▶ _RECORDS PROVIDED_:
[Start of Attachment]

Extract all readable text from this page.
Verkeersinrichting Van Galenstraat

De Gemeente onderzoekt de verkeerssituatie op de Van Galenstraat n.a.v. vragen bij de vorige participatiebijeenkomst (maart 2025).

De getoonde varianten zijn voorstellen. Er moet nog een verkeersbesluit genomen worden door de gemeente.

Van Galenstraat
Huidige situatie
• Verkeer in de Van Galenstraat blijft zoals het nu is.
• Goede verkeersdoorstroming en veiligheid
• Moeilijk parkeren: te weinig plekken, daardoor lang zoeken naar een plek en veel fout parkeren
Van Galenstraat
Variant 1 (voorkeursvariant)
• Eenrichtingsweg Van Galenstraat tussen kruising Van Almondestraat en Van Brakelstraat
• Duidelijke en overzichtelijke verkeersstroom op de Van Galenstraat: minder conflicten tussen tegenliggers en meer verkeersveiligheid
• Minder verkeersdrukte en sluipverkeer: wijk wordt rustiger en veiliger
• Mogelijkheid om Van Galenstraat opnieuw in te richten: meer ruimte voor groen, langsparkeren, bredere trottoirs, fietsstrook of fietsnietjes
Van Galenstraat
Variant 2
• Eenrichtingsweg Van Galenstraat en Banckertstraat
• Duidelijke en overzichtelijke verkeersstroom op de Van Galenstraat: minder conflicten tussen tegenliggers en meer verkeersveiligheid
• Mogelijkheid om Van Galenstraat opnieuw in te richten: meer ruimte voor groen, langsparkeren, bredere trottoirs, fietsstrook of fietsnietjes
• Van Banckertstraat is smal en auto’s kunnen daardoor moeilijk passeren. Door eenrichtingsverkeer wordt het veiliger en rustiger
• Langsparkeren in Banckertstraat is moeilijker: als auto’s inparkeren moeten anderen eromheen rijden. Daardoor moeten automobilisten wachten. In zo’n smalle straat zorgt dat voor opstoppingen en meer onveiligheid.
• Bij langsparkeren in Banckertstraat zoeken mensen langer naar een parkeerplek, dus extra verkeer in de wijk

[End of Attachment]

▶ _TASK PROMPT_: Please reproduce the entire listing. Keep it identical.

▶ _RESPONSE AREA_:
Extract all readable text from this page.
Verkeersinrichting Van Galenstraat

De Gemeente onderzoekt de verkeerssituatie op de Van Galenstraat n.a.v. vragen bij de vorige participatiebijeenkomst (maart 2025).

De getoonde varianten zijn voorstellen. Er moet nog een verkeersbesluit genomen worden door de gemeente.

Van Galenstraat
Huidige situatie
• Verkeer in de Van Galenstraat blijft zoals het nu is.
• Goede verkeersdoorstroming en veiligheid
• Moeilijk parkeren: te weinig plekken, daardoor lang zoeken naar een plek en veel fout parkeren
Van Galenstraat
Variant 1 (voorkeursvariant)
• Eenrichtingsweg Van Galenstraat tussen kruising Van Almondestraat en Van Brakelstraat
• Duidelijke en overzichtelijke verkeersstroom op de Van Galenstraat: minder conflicten tussen tegenliggers en meer verkeersveiligheid
• Minder verkeersdrukte en sluipverkeer: wijk wordt rustiger en veiliger
• Mogelijkheid om Van Galenstraat opnieuw in te richten: meer ruimte voor groen, langsparkeren, bredere trottoirs, fietsstrook of fietsnietjes
Van Galenstraat
Variant 2
• Eenrichtingsweg Van Galenstraat en Banckertstraat
• Duidelijke en overzichtelijke verkeersstroom op de Van Galenstraat: minder conflicten tussen tegenliggers en meer verkeersveiligheid
• Mogelijkheid om Van Galenstraat opnieuw in te richten: meer ruimte voor groen, langsparkeren, bredere trottoirs, fietsstrook of fietsnietjes
• Van Banckertstraat is smal en auto’s kunnen daardoor moeilijk passeren. Door eenrichtingsverkeer wordt het veiliger en rustiger
• Langsparkeren in Banckertstraat is moeilijker: als auto’s inparkeren moeten anderen eromheen rijden. Daardoor moeten automobilisten wachten. In zo’n smalle straat zorgt dat voor opstoppingen en meer onveiligheid.
• Bij langsparkeren in Banckertstraat zoeken mensen langer naar een parkeerplek, dus extra verkeer in de wijk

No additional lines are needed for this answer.